__EXERCISE GOAL__:
Where a line holds the string "autonomy", return that line.

* Start DATASET RECORDS *

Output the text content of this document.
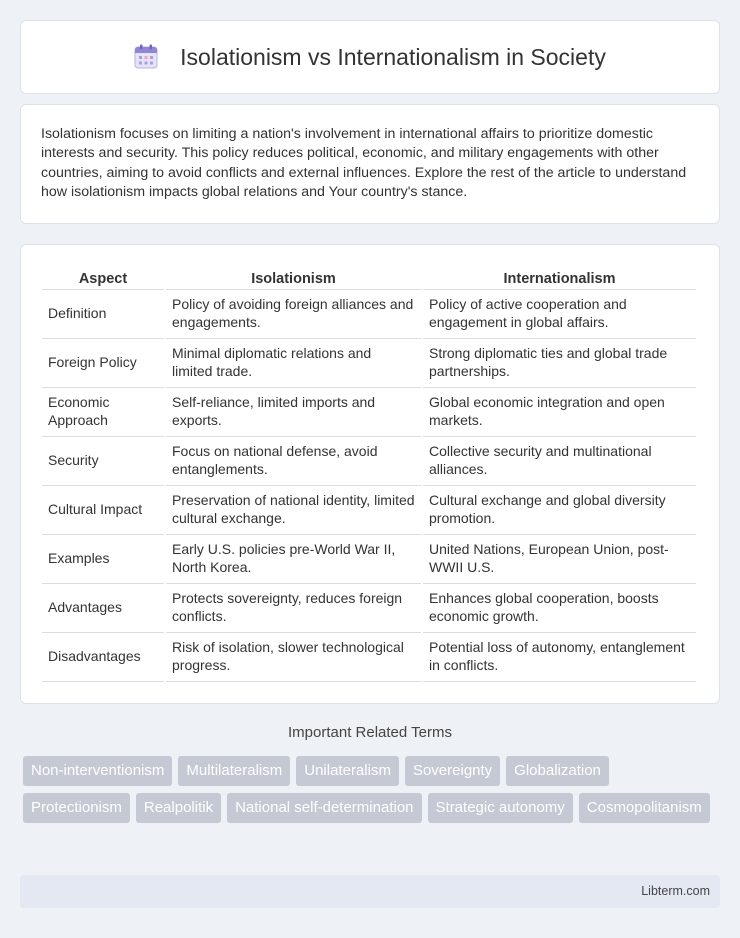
Isolationism vs Internationalism in Society

Isolationism focuses on limiting a nation's involvement in international affairs to prioritize domestic interests and security. This policy reduces political, economic, and military engagements with other countries, aiming to avoid conflicts and external influences. Explore the rest of the article to understand how isolationism impacts global relations and Your country's stance.

Aspect	Isolationism	Internationalism
Definition	Policy of avoiding foreign alliances and engagements.	Policy of active cooperation and engagement in global affairs.
Foreign Policy	Minimal diplomatic relations and limited trade.	Strong diplomatic ties and global trade partnerships.
Economic Approach	Self-reliance, limited imports and exports.	Global economic integration and open markets.
Security	Focus on national defense, avoid entanglements.	Collective security and multinational alliances.
Cultural Impact	Preservation of national identity, limited cultural exchange.	Cultural exchange and global diversity promotion.
Examples	Early U.S. policies pre-World War II, North Korea.	United Nations, European Union, post-WWII U.S.
Advantages	Protects sovereignty, reduces foreign conflicts.	Enhances global cooperation, boosts economic growth.
Disadvantages	Risk of isolation, slower technological progress.	Potential loss of autonomy, entanglement in conflicts.
Important Related Terms
Non-interventionism	Multilateralism	Unilateralism	Sovereignty	Globalization
Protectionism	Realpolitik	National self-determination	Strategic autonomy	Cosmopolitanism
Libterm.com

* End DATASET RECORDS *

__COMPLETE RESPONSE__:
Disadvantages	Risk of isolation, slower technological progress.	Potential loss of autonomy, entanglement in conflicts.
Protectionism	Realpolitik	National self-determination	Strategic autonomy	Cosmopolitanism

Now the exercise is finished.